• Task to complete: Copy each line below that contains "following".

======

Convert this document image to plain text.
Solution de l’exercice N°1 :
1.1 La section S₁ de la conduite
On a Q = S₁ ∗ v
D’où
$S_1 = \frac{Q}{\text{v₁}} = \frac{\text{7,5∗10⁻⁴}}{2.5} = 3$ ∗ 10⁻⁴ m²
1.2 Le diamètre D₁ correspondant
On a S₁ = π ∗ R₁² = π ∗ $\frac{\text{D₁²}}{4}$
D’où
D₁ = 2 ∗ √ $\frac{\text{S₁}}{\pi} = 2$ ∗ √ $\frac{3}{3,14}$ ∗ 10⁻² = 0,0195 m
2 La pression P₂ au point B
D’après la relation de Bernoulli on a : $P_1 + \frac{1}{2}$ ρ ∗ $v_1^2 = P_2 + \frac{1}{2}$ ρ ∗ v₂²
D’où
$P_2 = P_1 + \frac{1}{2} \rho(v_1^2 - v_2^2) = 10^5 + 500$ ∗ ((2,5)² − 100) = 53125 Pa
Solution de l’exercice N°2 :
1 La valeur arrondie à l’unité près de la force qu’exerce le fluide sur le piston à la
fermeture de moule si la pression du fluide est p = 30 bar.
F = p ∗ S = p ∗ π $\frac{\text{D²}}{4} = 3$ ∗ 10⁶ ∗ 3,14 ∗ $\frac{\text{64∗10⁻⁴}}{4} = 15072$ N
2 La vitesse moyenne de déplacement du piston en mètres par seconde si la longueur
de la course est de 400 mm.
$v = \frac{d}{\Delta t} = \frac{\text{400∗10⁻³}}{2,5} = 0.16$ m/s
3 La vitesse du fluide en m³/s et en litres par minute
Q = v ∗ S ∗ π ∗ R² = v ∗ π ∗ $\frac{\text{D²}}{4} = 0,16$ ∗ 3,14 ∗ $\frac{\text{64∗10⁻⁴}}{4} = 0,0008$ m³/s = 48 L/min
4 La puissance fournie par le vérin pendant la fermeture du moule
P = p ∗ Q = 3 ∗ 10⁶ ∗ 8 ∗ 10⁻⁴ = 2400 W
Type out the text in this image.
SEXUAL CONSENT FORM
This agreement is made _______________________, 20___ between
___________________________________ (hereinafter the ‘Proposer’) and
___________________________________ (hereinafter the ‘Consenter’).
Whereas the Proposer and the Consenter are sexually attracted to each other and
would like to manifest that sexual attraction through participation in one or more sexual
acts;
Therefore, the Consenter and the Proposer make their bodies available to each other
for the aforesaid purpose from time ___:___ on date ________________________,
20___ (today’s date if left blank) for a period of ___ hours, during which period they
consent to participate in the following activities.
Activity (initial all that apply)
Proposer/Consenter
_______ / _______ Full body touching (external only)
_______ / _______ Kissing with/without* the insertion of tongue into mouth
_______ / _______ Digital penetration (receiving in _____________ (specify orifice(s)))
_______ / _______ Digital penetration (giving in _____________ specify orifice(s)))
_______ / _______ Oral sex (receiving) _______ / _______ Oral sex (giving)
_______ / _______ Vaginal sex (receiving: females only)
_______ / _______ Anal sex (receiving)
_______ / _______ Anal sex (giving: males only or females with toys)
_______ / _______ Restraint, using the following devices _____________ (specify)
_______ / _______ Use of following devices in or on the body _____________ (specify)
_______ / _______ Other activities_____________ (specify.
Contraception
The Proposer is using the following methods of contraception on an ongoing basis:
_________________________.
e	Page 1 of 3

======

• Reply:
consent to participate in the following activities.
_______ / _______ Restraint, using the following devices _____________ (specify)
_______ / _______ Use of following devices in or on the body _____________ (specify)
The Proposer is using the following methods of contraception on an ongoing basis:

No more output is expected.